*THE PROBLEM:*
Write the data out again, character for character, with no images.

*MATERIAL PROVIDED:*
______

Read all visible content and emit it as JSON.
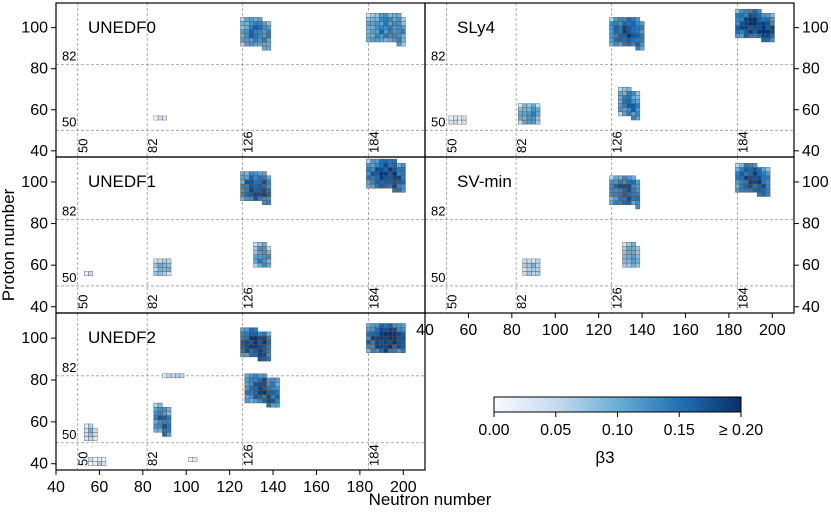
{
  "chart_data": {
    "type": "heatmap",
    "xlabel": "Neutron number",
    "ylabel": "Proton number",
    "x_range": [
      40,
      210
    ],
    "y_range": [
      37,
      112
    ],
    "x_ticks": [
      40,
      60,
      80,
      100,
      120,
      140,
      160,
      180,
      200
    ],
    "y_ticks": [
      40,
      60,
      80,
      100
    ],
    "magic_neutron": [
      50,
      82,
      126,
      184
    ],
    "magic_proton": [
      50,
      82
    ],
    "colorbar": {
      "label": "β3",
      "min": 0.0,
      "max": 0.2,
      "ticks": [
        "0.00",
        "0.05",
        "0.10",
        "0.15",
        "≥ 0.20"
      ],
      "colors": [
        "#f7fbff",
        "#c6dbef",
        "#6baed6",
        "#2171b5",
        "#08306b"
      ]
    },
    "panels": [
      {
        "name": "UNEDF0",
        "regions": [
          {
            "n_min": 126,
            "n_max": 138,
            "z_top": 104,
            "z_bottom": 86,
            "bottom_at_nmax": 86,
            "peak": 0.15
          },
          {
            "n_min": 184,
            "n_max": 200,
            "z_top": 106,
            "z_bottom": 86,
            "bottom_at_nmax": 86,
            "peak": 0.14
          },
          {
            "n_min": 86,
            "n_max": 90,
            "z_top": 56,
            "z_bottom": 56,
            "bottom_at_nmax": 56,
            "peak": 0.05
          }
        ]
      },
      {
        "name": "SLy4",
        "regions": [
          {
            "n_min": 126,
            "n_max": 140,
            "z_top": 104,
            "z_bottom": 86,
            "bottom_at_nmax": 86,
            "peak": 0.18
          },
          {
            "n_min": 184,
            "n_max": 200,
            "z_top": 108,
            "z_bottom": 84,
            "bottom_at_nmax": 84,
            "peak": 0.2
          },
          {
            "n_min": 130,
            "n_max": 138,
            "z_top": 70,
            "z_bottom": 56,
            "bottom_at_nmax": 56,
            "peak": 0.15
          },
          {
            "n_min": 84,
            "n_max": 92,
            "z_top": 62,
            "z_bottom": 54,
            "bottom_at_nmax": 54,
            "peak": 0.12
          },
          {
            "n_min": 52,
            "n_max": 58,
            "z_top": 56,
            "z_bottom": 54,
            "bottom_at_nmax": 54,
            "peak": 0.04
          }
        ]
      },
      {
        "name": "UNEDF1",
        "regions": [
          {
            "n_min": 126,
            "n_max": 138,
            "z_top": 104,
            "z_bottom": 88,
            "bottom_at_nmax": 88,
            "peak": 0.18
          },
          {
            "n_min": 184,
            "n_max": 200,
            "z_top": 110,
            "z_bottom": 88,
            "bottom_at_nmax": 88,
            "peak": 0.19
          },
          {
            "n_min": 132,
            "n_max": 138,
            "z_top": 70,
            "z_bottom": 60,
            "bottom_at_nmax": 60,
            "peak": 0.14
          },
          {
            "n_min": 86,
            "n_max": 92,
            "z_top": 62,
            "z_bottom": 56,
            "bottom_at_nmax": 56,
            "peak": 0.1
          },
          {
            "n_min": 54,
            "n_max": 56,
            "z_top": 56,
            "z_bottom": 56,
            "bottom_at_nmax": 56,
            "peak": 0.05
          }
        ]
      },
      {
        "name": "SV-min",
        "regions": [
          {
            "n_min": 126,
            "n_max": 138,
            "z_top": 102,
            "z_bottom": 88,
            "bottom_at_nmax": 88,
            "peak": 0.17
          },
          {
            "n_min": 184,
            "n_max": 198,
            "z_top": 108,
            "z_bottom": 86,
            "bottom_at_nmax": 86,
            "peak": 0.18
          },
          {
            "n_min": 132,
            "n_max": 138,
            "z_top": 70,
            "z_bottom": 60,
            "bottom_at_nmax": 60,
            "peak": 0.12
          },
          {
            "n_min": 86,
            "n_max": 92,
            "z_top": 62,
            "z_bottom": 56,
            "bottom_at_nmax": 56,
            "peak": 0.08
          }
        ]
      },
      {
        "name": "UNEDF2",
        "regions": [
          {
            "n_min": 126,
            "n_max": 138,
            "z_top": 104,
            "z_bottom": 82,
            "bottom_at_nmax": 82,
            "peak": 0.2
          },
          {
            "n_min": 128,
            "n_max": 142,
            "z_top": 82,
            "z_bottom": 60,
            "bottom_at_nmax": 60,
            "peak": 0.18
          },
          {
            "n_min": 184,
            "n_max": 200,
            "z_top": 106,
            "z_bottom": 90,
            "bottom_at_nmax": 90,
            "peak": 0.2
          },
          {
            "n_min": 86,
            "n_max": 92,
            "z_top": 68,
            "z_bottom": 54,
            "bottom_at_nmax": 54,
            "peak": 0.16
          },
          {
            "n_min": 90,
            "n_max": 98,
            "z_top": 82,
            "z_bottom": 82,
            "bottom_at_nmax": 82,
            "peak": 0.06
          },
          {
            "n_min": 54,
            "n_max": 58,
            "z_top": 58,
            "z_bottom": 52,
            "bottom_at_nmax": 52,
            "peak": 0.08
          },
          {
            "n_min": 56,
            "n_max": 62,
            "z_top": 42,
            "z_bottom": 40,
            "bottom_at_nmax": 40,
            "peak": 0.05
          },
          {
            "n_min": 102,
            "n_max": 104,
            "z_top": 42,
            "z_bottom": 42,
            "bottom_at_nmax": 42,
            "peak": 0.04
          }
        ]
      }
    ]
  }
}
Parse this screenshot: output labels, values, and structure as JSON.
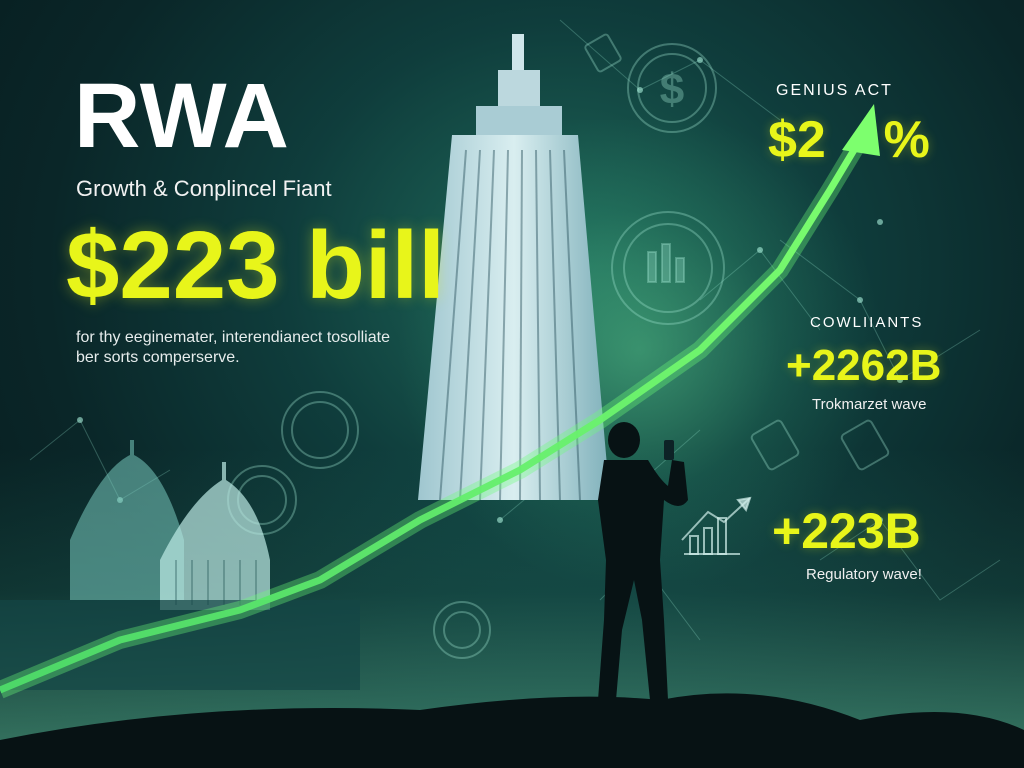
{
  "header": {
    "title": "RWA",
    "subtitle": "Growth & Conplincel Fiant",
    "amount": "$223 bill",
    "description": "for thy eeginemater, interendianect tosolliate ber sorts comperserve."
  },
  "panels": {
    "genius": {
      "label": "GENIUS  ACT",
      "value": "$2    %"
    },
    "compliants": {
      "label": "COWLIIANTS",
      "value": "+2262B",
      "caption": "Trokmarzet wave"
    },
    "regulatory": {
      "value": "+223B",
      "caption": "Regulatory wave!"
    }
  },
  "colors": {
    "accent_yellow": "#e8f51a",
    "arrow_green": "#5cf56a",
    "background_dark": "#0a2628",
    "teal": "#1f6a5a"
  },
  "icons": [
    "dollar-coin-icon",
    "chart-coin-icon",
    "seal-icon",
    "bar-chart-icon",
    "capitol-dome-icon",
    "skyscraper-icon",
    "person-silhouette-icon"
  ]
}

______

*CORRECT RESULT:*
Read all visible content and emit it as JSON.
{
  "chart_data": {
    "type": "heatmap",
    "xlabel": "Neutron number",
    "ylabel": "Proton number",
    "x_range": [
      40,
      210
    ],
    "y_range": [
      37,
      112
    ],
    "x_ticks": [
      40,
      60,
      80,
      100,
      120,
      140,
      160,
      180,
      200
    ],
    "y_ticks": [
      40,
      60,
      80,
      100
    ],
    "magic_neutron": [
      50,
      82,
      126,
      184
    ],
    "magic_proton": [
      50,
      82
    ],
    "colorbar": {
      "label": "β3",
      "min": 0.0,
      "max": 0.2,
      "ticks": [
        "0.00",
        "0.05",
        "0.10",
        "0.15",
        "≥ 0.20"
      ],
      "colors": [
        "#f7fbff",
        "#c6dbef",
        "#6baed6",
        "#2171b5",
        "#08306b"
      ]
    },
    "panels": [
      {
        "name": "UNEDF0",
        "regions": [
          {
            "n_min": 126,
            "n_max": 138,
            "z_top": 104,
            "z_bottom": 86,
            "bottom_at_nmax": 86,
            "peak": 0.15
          },
          {
            "n_min": 184,
            "n_max": 200,
            "z_top": 106,
            "z_bottom": 86,
            "bottom_at_nmax": 86,
            "peak": 0.14
          },
          {
            "n_min": 86,
            "n_max": 90,
            "z_top": 56,
            "z_bottom": 56,
            "bottom_at_nmax": 56,
            "peak": 0.05
          }
        ]
      },
      {
        "name": "SLy4",
        "regions": [
          {
            "n_min": 126,
            "n_max": 140,
            "z_top": 104,
            "z_bottom": 86,
            "bottom_at_nmax": 86,
            "peak": 0.18
          },
          {
            "n_min": 184,
            "n_max": 200,
            "z_top": 108,
            "z_bottom": 84,
            "bottom_at_nmax": 84,
            "peak": 0.2
          },
          {
            "n_min": 130,
            "n_max": 138,
            "z_top": 70,
            "z_bottom": 56,
            "bottom_at_nmax": 56,
            "peak": 0.15
          },
          {
            "n_min": 84,
            "n_max": 92,
            "z_top": 62,
            "z_bottom": 54,
            "bottom_at_nmax": 54,
            "peak": 0.12
          },
          {
            "n_min": 52,
            "n_max": 58,
            "z_top": 56,
            "z_bottom": 54,
            "bottom_at_nmax": 54,
            "peak": 0.04
          }
        ]
      },
      {
        "name": "UNEDF1",
        "regions": [
          {
            "n_min": 126,
            "n_max": 138,
            "z_top": 104,
            "z_bottom": 88,
            "bottom_at_nmax": 88,
            "peak": 0.18
          },
          {
            "n_min": 184,
            "n_max": 200,
            "z_top": 110,
            "z_bottom": 88,
            "bottom_at_nmax": 88,
            "peak": 0.19
          },
          {
            "n_min": 132,
            "n_max": 138,
            "z_top": 70,
            "z_bottom": 60,
            "bottom_at_nmax": 60,
            "peak": 0.14
          },
          {
            "n_min": 86,
            "n_max": 92,
            "z_top": 62,
            "z_bottom": 56,
            "bottom_at_nmax": 56,
            "peak": 0.1
          },
          {
            "n_min": 54,
            "n_max": 56,
            "z_top": 56,
            "z_bottom": 56,
            "bottom_at_nmax": 56,
            "peak": 0.05
          }
        ]
      },
      {
        "name": "SV-min",
        "regions": [
          {
            "n_min": 126,
            "n_max": 138,
            "z_top": 102,
            "z_bottom": 88,
            "bottom_at_nmax": 88,
            "peak": 0.17
          },
          {
            "n_min": 184,
            "n_max": 198,
            "z_top": 108,
            "z_bottom": 86,
            "bottom_at_nmax": 86,
            "peak": 0.18
          },
          {
            "n_min": 132,
            "n_max": 138,
            "z_top": 70,
            "z_bottom": 60,
            "bottom_at_nmax": 60,
            "peak": 0.12
          },
          {
            "n_min": 86,
            "n_max": 92,
            "z_top": 62,
            "z_bottom": 56,
            "bottom_at_nmax": 56,
            "peak": 0.08
          }
        ]
      },
      {
        "name": "UNEDF2",
        "regions": [
          {
            "n_min": 126,
            "n_max": 138,
            "z_top": 104,
            "z_bottom": 82,
            "bottom_at_nmax": 82,
            "peak": 0.2
          },
          {
            "n_min": 128,
            "n_max": 142,
            "z_top": 82,
            "z_bottom": 60,
            "bottom_at_nmax": 60,
            "peak": 0.18
          },
          {
            "n_min": 184,
            "n_max": 200,
            "z_top": 106,
            "z_bottom": 90,
            "bottom_at_nmax": 90,
            "peak": 0.2
          },
          {
            "n_min": 86,
            "n_max": 92,
            "z_top": 68,
            "z_bottom": 54,
            "bottom_at_nmax": 54,
            "peak": 0.16
          },
          {
            "n_min": 90,
            "n_max": 98,
            "z_top": 82,
            "z_bottom": 82,
            "bottom_at_nmax": 82,
            "peak": 0.06
          },
          {
            "n_min": 54,
            "n_max": 58,
            "z_top": 58,
            "z_bottom": 52,
            "bottom_at_nmax": 52,
            "peak": 0.08
          },
          {
            "n_min": 56,
            "n_max": 62,
            "z_top": 42,
            "z_bottom": 40,
            "bottom_at_nmax": 40,
            "peak": 0.05
          },
          {
            "n_min": 102,
            "n_max": 104,
            "z_top": 42,
            "z_bottom": 42,
            "bottom_at_nmax": 42,
            "peak": 0.04
          }
        ]
      }
    ]
  }
}
Parse this screenshot: output labels, values, and structure as JSON.
{
  "header": {
    "title": "RWA",
    "subtitle": "Growth & Conplincel Fiant",
    "amount": "$223 bill",
    "description": "for thy eeginemater, interendianect tosolliate ber sorts comperserve."
  },
  "panels": {
    "genius": {
      "label": "GENIUS  ACT",
      "value": "$2    %"
    },
    "compliants": {
      "label": "COWLIIANTS",
      "value": "+2262B",
      "caption": "Trokmarzet wave"
    },
    "regulatory": {
      "value": "+223B",
      "caption": "Regulatory wave!"
    }
  },
  "colors": {
    "accent_yellow": "#e8f51a",
    "arrow_green": "#5cf56a",
    "background_dark": "#0a2628",
    "teal": "#1f6a5a"
  },
  "icons": [
    "dollar-coin-icon",
    "chart-coin-icon",
    "seal-icon",
    "bar-chart-icon",
    "capitol-dome-icon",
    "skyscraper-icon",
    "person-silhouette-icon"
  ]
}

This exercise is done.